» TASK DETAILS: Copy all of the material word for word, except for the pictures.

════════

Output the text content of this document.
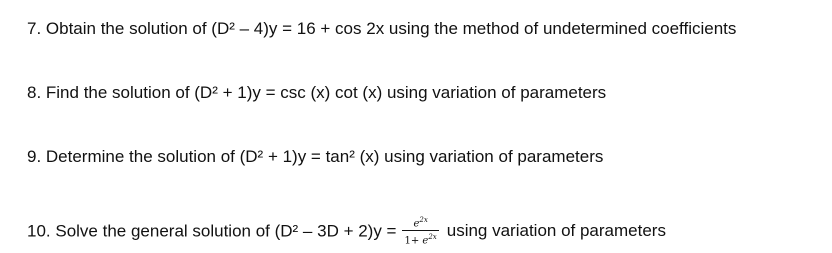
7. Obtain the solution of (D² – 4)y = 16 + cos 2x using the method of undetermined coefficients
8. Find the solution of (D² + 1)y = csc (x) cot (x) using variation of parameters
9. Determine the solution of (D² + 1)y = tan² (x) using variation of parameters
10. Solve the general solution of $(D^2 - 3D + 2)y = \frac{e^{2x}}{1+ e^{2x}}$ using variation of parameters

════════

» OUTPUT:
Output the text content of this document.
7. Obtain the solution of (D² – 4)y = 16 + cos 2x using the method of undetermined coefficients
8. Find the solution of (D² + 1)y = csc (x) cot (x) using variation of parameters
9. Determine the solution of (D² + 1)y = tan² (x) using variation of parameters
10. Solve the general solution of $(D^2 - 3D + 2)y = \frac{e^{2x}}{1+ e^{2x}}$ using variation of parameters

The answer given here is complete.